Stated task:
Using the records provided below, locate and copy each line that contains the word "设备销售合同类".

The records:
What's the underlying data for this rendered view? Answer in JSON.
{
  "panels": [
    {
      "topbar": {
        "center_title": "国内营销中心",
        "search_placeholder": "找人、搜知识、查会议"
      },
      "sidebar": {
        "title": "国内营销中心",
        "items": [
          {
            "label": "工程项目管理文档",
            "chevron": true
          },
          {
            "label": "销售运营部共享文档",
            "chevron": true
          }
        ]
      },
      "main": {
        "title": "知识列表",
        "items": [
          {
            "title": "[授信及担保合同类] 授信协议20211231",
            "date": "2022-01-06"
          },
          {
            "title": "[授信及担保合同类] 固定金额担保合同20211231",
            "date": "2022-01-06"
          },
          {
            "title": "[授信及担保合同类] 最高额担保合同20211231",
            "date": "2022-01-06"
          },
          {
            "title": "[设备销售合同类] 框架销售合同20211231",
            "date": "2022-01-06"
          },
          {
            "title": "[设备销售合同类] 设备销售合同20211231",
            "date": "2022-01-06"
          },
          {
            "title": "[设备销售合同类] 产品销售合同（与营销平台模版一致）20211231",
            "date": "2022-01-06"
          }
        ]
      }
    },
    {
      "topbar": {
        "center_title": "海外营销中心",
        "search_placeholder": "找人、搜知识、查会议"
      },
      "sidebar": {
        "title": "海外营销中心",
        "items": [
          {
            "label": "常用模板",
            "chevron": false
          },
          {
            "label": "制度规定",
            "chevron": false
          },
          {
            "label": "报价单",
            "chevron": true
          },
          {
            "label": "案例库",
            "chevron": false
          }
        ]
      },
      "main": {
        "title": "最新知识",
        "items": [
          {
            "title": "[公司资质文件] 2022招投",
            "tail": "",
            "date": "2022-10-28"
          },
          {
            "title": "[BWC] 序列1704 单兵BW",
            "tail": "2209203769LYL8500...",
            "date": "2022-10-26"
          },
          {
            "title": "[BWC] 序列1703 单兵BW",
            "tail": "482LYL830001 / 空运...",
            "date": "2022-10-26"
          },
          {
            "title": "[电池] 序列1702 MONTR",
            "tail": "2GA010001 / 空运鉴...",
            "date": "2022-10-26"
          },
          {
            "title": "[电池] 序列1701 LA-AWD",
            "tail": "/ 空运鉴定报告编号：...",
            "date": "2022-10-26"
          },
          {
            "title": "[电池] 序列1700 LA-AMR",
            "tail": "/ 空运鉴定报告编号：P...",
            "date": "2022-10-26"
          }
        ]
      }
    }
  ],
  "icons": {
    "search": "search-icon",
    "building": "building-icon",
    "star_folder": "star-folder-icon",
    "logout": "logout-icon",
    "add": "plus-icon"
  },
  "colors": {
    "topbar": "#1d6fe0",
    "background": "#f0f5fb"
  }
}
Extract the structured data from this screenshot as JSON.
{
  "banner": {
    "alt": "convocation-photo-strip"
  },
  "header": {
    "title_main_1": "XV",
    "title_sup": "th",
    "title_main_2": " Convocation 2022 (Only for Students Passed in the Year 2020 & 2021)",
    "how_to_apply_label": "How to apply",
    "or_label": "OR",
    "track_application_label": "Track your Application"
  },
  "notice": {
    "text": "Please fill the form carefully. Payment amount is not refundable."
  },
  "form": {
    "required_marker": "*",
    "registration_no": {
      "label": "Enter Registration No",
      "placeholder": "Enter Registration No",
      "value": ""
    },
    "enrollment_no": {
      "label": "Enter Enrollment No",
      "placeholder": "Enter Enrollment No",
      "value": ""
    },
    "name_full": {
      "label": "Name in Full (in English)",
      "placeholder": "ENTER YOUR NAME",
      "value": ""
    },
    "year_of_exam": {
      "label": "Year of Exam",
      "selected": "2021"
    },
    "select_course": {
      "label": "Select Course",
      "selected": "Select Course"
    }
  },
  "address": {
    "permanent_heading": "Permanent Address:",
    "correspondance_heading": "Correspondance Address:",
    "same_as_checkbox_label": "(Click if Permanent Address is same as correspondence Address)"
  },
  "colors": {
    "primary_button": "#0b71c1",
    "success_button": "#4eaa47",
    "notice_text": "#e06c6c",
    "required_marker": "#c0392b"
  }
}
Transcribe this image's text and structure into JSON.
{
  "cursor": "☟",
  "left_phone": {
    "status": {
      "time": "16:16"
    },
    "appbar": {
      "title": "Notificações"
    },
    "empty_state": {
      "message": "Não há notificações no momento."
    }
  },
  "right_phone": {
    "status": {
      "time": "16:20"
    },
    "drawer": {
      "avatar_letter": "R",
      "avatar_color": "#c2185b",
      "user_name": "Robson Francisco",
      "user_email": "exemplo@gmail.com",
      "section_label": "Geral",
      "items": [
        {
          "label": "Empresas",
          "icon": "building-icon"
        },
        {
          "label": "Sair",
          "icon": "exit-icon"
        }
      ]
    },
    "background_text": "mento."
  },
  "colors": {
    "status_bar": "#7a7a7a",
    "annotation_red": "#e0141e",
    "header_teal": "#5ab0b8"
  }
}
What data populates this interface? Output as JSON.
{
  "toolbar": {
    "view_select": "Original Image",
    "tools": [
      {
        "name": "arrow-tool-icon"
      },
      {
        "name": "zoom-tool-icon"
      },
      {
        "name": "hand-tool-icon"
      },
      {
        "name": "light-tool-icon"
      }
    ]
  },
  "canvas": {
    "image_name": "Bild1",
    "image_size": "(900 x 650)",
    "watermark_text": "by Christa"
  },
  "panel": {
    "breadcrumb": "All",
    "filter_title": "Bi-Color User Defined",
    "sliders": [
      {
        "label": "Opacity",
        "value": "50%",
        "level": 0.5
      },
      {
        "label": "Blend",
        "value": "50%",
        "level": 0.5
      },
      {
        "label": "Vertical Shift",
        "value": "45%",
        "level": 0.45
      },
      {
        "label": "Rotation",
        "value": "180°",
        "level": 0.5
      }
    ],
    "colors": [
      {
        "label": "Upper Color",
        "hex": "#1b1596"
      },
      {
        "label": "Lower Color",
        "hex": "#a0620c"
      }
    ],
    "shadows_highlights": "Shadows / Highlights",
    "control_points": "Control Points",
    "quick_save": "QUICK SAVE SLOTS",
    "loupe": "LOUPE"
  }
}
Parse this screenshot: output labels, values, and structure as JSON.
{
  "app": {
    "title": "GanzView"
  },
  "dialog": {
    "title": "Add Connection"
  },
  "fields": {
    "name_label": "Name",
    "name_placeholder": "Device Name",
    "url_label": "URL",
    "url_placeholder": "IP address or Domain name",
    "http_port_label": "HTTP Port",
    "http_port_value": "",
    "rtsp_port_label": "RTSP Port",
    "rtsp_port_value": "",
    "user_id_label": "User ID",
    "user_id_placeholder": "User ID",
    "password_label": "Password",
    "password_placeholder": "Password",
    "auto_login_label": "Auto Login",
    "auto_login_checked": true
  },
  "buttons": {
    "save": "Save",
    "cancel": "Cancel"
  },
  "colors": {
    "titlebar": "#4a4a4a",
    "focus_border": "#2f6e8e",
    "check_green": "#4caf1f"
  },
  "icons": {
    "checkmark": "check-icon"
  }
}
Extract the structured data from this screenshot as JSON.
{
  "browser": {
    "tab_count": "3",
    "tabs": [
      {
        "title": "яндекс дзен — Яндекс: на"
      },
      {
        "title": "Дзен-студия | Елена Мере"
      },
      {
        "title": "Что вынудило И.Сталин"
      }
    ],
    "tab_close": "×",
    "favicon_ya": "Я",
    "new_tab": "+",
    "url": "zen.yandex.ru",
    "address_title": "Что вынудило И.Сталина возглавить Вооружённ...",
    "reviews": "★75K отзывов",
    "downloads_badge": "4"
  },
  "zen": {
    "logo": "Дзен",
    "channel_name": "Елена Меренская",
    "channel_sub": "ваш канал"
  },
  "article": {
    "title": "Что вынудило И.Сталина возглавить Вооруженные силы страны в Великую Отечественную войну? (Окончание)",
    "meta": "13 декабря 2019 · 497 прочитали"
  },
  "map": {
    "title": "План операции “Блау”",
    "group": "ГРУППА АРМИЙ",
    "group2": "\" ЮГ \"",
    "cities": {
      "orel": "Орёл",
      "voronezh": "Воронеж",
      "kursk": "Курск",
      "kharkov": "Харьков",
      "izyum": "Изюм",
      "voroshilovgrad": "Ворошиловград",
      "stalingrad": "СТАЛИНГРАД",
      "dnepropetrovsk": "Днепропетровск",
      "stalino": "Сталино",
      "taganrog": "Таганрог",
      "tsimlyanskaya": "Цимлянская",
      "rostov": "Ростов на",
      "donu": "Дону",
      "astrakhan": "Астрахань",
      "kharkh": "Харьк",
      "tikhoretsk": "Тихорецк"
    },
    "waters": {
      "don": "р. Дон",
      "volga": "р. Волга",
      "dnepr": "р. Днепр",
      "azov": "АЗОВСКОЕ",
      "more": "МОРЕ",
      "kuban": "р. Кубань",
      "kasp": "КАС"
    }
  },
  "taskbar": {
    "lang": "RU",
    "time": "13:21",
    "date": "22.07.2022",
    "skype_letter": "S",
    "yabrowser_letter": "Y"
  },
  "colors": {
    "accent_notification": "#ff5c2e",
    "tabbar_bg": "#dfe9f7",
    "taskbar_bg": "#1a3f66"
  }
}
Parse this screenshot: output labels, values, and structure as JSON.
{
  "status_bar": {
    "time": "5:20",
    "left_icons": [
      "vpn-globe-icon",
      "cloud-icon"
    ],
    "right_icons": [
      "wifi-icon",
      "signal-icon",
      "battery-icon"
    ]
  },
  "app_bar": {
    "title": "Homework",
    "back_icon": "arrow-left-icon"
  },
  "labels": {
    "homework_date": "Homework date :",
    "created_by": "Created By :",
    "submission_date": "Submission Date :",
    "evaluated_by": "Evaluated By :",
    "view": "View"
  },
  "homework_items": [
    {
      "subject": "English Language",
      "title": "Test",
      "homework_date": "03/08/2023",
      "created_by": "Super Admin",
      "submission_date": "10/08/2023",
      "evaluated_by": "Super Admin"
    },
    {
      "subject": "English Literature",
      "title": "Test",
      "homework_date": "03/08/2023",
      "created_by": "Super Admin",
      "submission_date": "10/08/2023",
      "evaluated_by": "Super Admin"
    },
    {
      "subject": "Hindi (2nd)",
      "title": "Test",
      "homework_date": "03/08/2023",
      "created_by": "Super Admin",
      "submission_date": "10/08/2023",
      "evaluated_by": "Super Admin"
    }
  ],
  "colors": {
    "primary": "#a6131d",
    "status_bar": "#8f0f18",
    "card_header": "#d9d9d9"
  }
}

Solution for this task:
            "title": "[设备销售合同类] 框架销售合同20211231",
            "title": "[设备销售合同类] 设备销售合同20211231",
            "title": "[设备销售合同类] 产品销售合同（与营销平台模版一致）20211231",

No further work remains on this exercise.